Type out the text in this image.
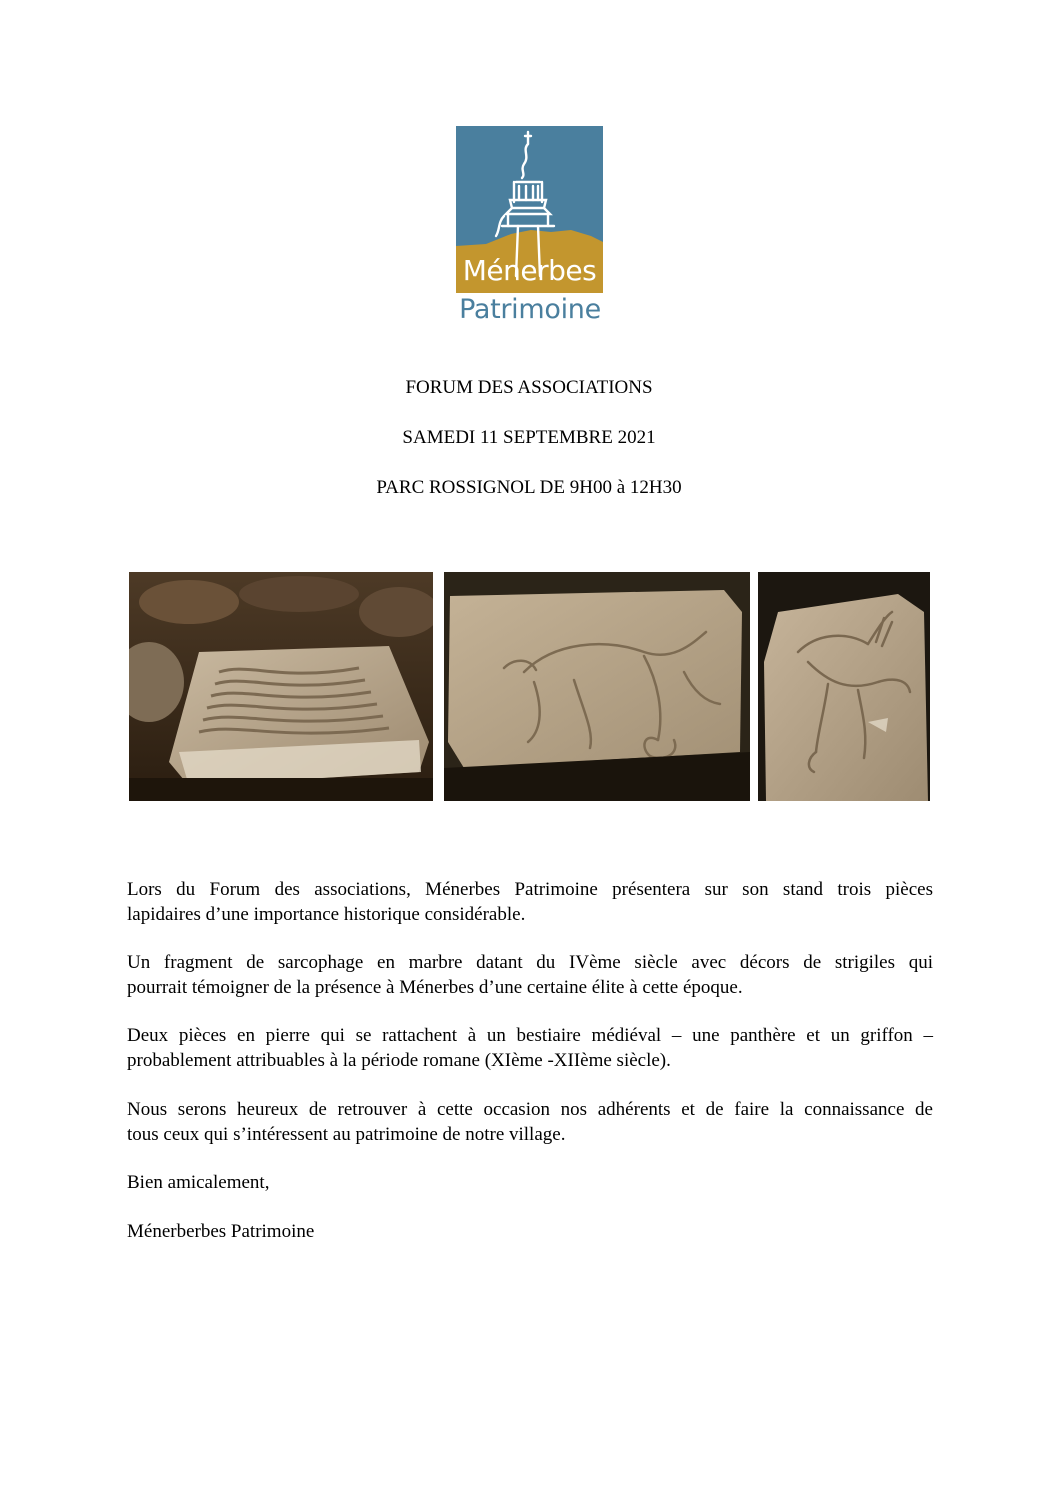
Ménerbes
Patrimoine
FORUM DES ASSOCIATIONS
SAMEDI 11 SEPTEMBRE 2021
PARC ROSSIGNOL DE 9H00 à 12H30

Lors du Forum des associations, Ménerbes Patrimoine présentera sur son stand trois pièces
lapidaires d’une importance historique considérable.

Un fragment de sarcophage en marbre datant du IVème siècle avec décors de strigiles qui
pourrait témoigner de la présence à Ménerbes d’une certaine élite à cette époque.

Deux pièces en pierre qui se rattachent à un bestiaire médiéval – une panthère et un griffon –
probablement attribuables à la période romane (XIème -XIIème siècle).

Nous serons heureux de retrouver à cette occasion nos adhérents et de faire la connaissance de
tous ceux qui s’intéressent au patrimoine de notre village.

Bien amicalement,

Ménerberbes Patrimoine
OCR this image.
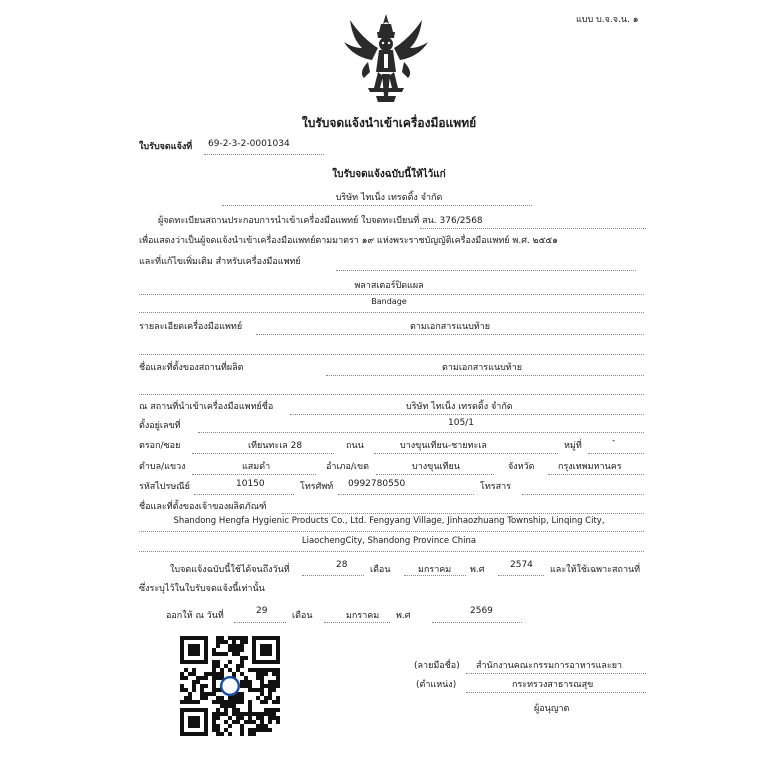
แบบ บ.จ.จ.น. ๑
ใบรับจดแจ้งนำเข้าเครื่องมือแพทย์
ใบรับจดแจ้งที่ 69-2-3-2-0001034
ใบรับจดแจ้งฉบับนี้ให้ไว้แก่
บริษัท ไทเน็ง เทรดดิ้ง จำกัด
ผู้จดทะเบียนสถานประกอบการนำเข้าเครื่องมือแพทย์ ใบจดทะเบียนที่ สน. 376/2568
เพื่อแสดงว่าเป็นผู้จดแจ้งนำเข้าเครื่องมือแพทย์ตามมาตรา ๑๙ แห่งพระราชบัญญัติเครื่องมือแพทย์ พ.ศ. ๒๕๕๑
และที่แก้ไขเพิ่มเติม สำหรับเครื่องมือแพทย์
พลาสเตอร์ปิดแผล
Bandage
รายละเอียดเครื่องมือแพทย์	ตามเอกสารแนบท้าย
ชื่อและที่ตั้งของสถานที่ผลิต	ตามเอกสารแนบท้าย
ณ สถานที่นำเข้าเครื่องมือแพทย์ชื่อ	บริษัท ไทเน็ง เทรดดิ้ง จำกัด
ตั้งอยู่เลขที่	105/1
ตรอก/ซอย	เทียนทะเล 28	ถนน	บางขุนเทียน-ชายทะเล	หมู่ที่	-
ตำบล/แขวง	แสมดำ	อำเภอ/เขต	บางขุนเทียน	จังหวัด	กรุงเทพมหานคร
รหัสไปรษณีย์	10150	โทรศัพท์ 0992780550	โทรสาร
ชื่อและที่ตั้งของเจ้าของผลิตภัณฑ์
Shandong Hengfa Hygienic Products Co., Ltd. Fengyang Village, Jinhaozhuang Township, Linqing City,
LiaochengCity, Shandong Province China
ใบจดแจ้งฉบับนี้ใช้ได้จนถึงวันที่	28	เดือน	มกราคม พ.ศ	2574 และให้ใช้เฉพาะสถานที่
ซึ่งระบุไว้ในใบรับจดแจ้งนี้เท่านั้น
ออกให้ ณ วันที่	29	เดือน	มกราคม พ.ศ	2569
(ลายมือชื่อ) สำนักงานคณะกรรมการอาหารและยา
(ตำแหน่ง)	กระทรวงสาธารณสุข
ผู้อนุญาต
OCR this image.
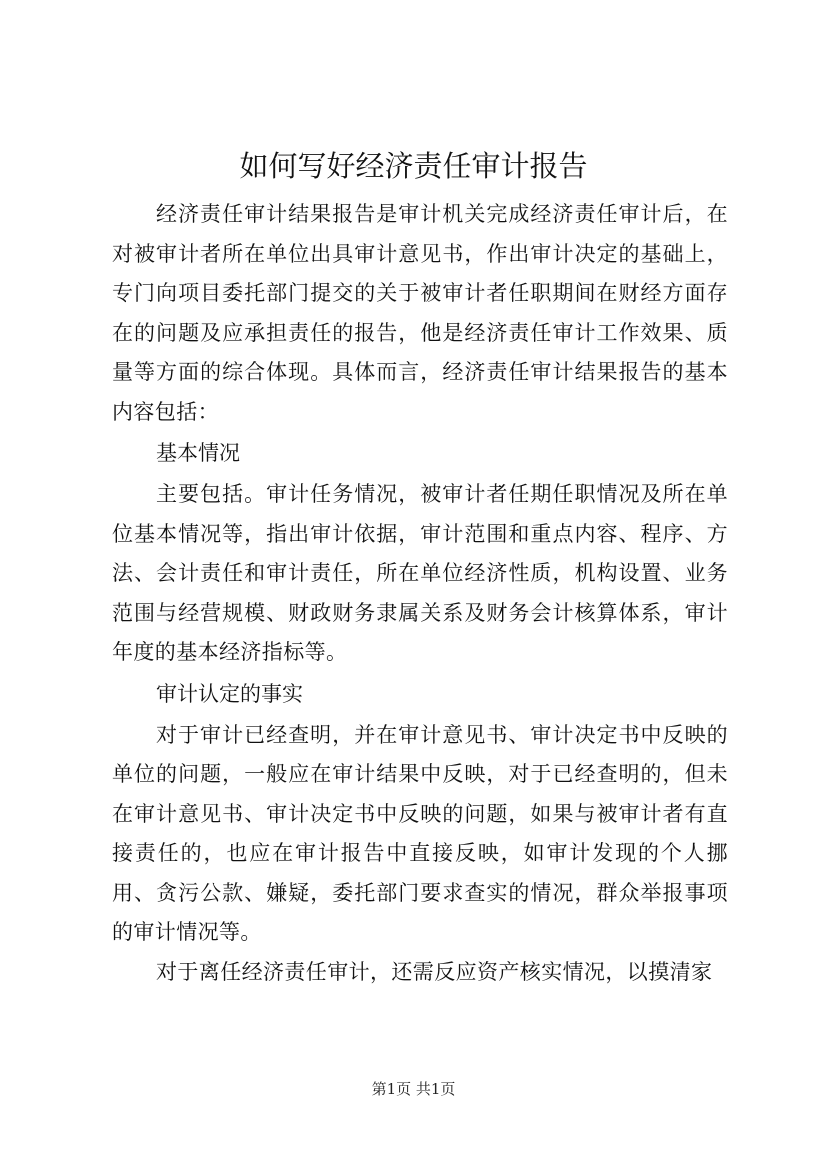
如何写好经济责任审计报告

经济责任审计结果报告是审计机关完成经济责任审计后，在对被审计者所在单位出具审计意见书，作出审计决定的基础上，专门向项目委托部门提交的关于被审计者任职期间在财经方面存在的问题及应承担责任的报告，他是经济责任审计工作效果、质量等方面的综合体现。具体而言，经济责任审计结果报告的基本内容包括：

基本情况

主要包括。审计任务情况，被审计者任期任职情况及所在单位基本情况等，指出审计依据，审计范围和重点内容、程序、方法、会计责任和审计责任，所在单位经济性质，机构设置、业务范围与经营规模、财政财务隶属关系及财务会计核算体系，审计年度的基本经济指标等。

审计认定的事实

对于审计已经查明，并在审计意见书、审计决定书中反映的单位的问题，一般应在审计结果中反映，对于已经查明的，但未在审计意见书、审计决定书中反映的问题，如果与被审计者有直接责任的，也应在审计报告中直接反映，如审计发现的个人挪用、贪污公款、嫌疑，委托部门要求查实的情况，群众举报事项的审计情况等。

对于离任经济责任审计，还需反应资产核实情况，以摸清家

第1页 共1页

######

> _TASK STATEMENT_:
Reproduce all of the entries word for word, skipping any pictures they hold.

> _TASK RESULT_:
Type out the text in this image.
Ménerbes
Patrimoine
FORUM DES ASSOCIATIONS
SAMEDI 11 SEPTEMBRE 2021
PARC ROSSIGNOL DE 9H00 à 12H30

Lors du Forum des associations, Ménerbes Patrimoine présentera sur son stand trois pièces
lapidaires d’une importance historique considérable.

Un fragment de sarcophage en marbre datant du IVème siècle avec décors de strigiles qui
pourrait témoigner de la présence à Ménerbes d’une certaine élite à cette époque.

Deux pièces en pierre qui se rattachent à un bestiaire médiéval – une panthère et un griffon –
probablement attribuables à la période romane (XIème -XIIème siècle).

Nous serons heureux de retrouver à cette occasion nos adhérents et de faire la connaissance de
tous ceux qui s’intéressent au patrimoine de notre village.

Bien amicalement,

Ménerberbes Patrimoine
OCR this image.
แบบ บ.จ.จ.น. ๑
ใบรับจดแจ้งนำเข้าเครื่องมือแพทย์
ใบรับจดแจ้งที่ 69-2-3-2-0001034
ใบรับจดแจ้งฉบับนี้ให้ไว้แก่
บริษัท ไทเน็ง เทรดดิ้ง จำกัด
ผู้จดทะเบียนสถานประกอบการนำเข้าเครื่องมือแพทย์ ใบจดทะเบียนที่ สน. 376/2568
เพื่อแสดงว่าเป็นผู้จดแจ้งนำเข้าเครื่องมือแพทย์ตามมาตรา ๑๙ แห่งพระราชบัญญัติเครื่องมือแพทย์ พ.ศ. ๒๕๕๑
และที่แก้ไขเพิ่มเติม สำหรับเครื่องมือแพทย์
พลาสเตอร์ปิดแผล
Bandage
รายละเอียดเครื่องมือแพทย์	ตามเอกสารแนบท้าย
ชื่อและที่ตั้งของสถานที่ผลิต	ตามเอกสารแนบท้าย
ณ สถานที่นำเข้าเครื่องมือแพทย์ชื่อ	บริษัท ไทเน็ง เทรดดิ้ง จำกัด
ตั้งอยู่เลขที่	105/1
ตรอก/ซอย	เทียนทะเล 28	ถนน	บางขุนเทียน-ชายทะเล	หมู่ที่	-
ตำบล/แขวง	แสมดำ	อำเภอ/เขต	บางขุนเทียน	จังหวัด	กรุงเทพมหานคร
รหัสไปรษณีย์	10150	โทรศัพท์ 0992780550	โทรสาร
ชื่อและที่ตั้งของเจ้าของผลิตภัณฑ์
Shandong Hengfa Hygienic Products Co., Ltd. Fengyang Village, Jinhaozhuang Township, Linqing City,
LiaochengCity, Shandong Province China
ใบจดแจ้งฉบับนี้ใช้ได้จนถึงวันที่	28	เดือน	มกราคม พ.ศ	2574 และให้ใช้เฉพาะสถานที่
ซึ่งระบุไว้ในใบรับจดแจ้งนี้เท่านั้น
ออกให้ ณ วันที่	29	เดือน	มกราคม พ.ศ	2569
(ลายมือชื่อ) สำนักงานคณะกรรมการอาหารและยา
(ตำแหน่ง)	กระทรวงสาธารณสุข
ผู้อนุญาต
OCR this image.
如何写好经济责任审计报告

经济责任审计结果报告是审计机关完成经济责任审计后，在对被审计者所在单位出具审计意见书，作出审计决定的基础上，专门向项目委托部门提交的关于被审计者任职期间在财经方面存在的问题及应承担责任的报告，他是经济责任审计工作效果、质量等方面的综合体现。具体而言，经济责任审计结果报告的基本内容包括：

基本情况

主要包括。审计任务情况，被审计者任期任职情况及所在单位基本情况等，指出审计依据，审计范围和重点内容、程序、方法、会计责任和审计责任，所在单位经济性质，机构设置、业务范围与经营规模、财政财务隶属关系及财务会计核算体系，审计年度的基本经济指标等。

审计认定的事实

对于审计已经查明，并在审计意见书、审计决定书中反映的单位的问题，一般应在审计结果中反映，对于已经查明的，但未在审计意见书、审计决定书中反映的问题，如果与被审计者有直接责任的，也应在审计报告中直接反映，如审计发现的个人挪用、贪污公款、嫌疑，委托部门要求查实的情况，群众举报事项的审计情况等。

对于离任经济责任审计，还需反应资产核实情况，以摸清家

第1页 共1页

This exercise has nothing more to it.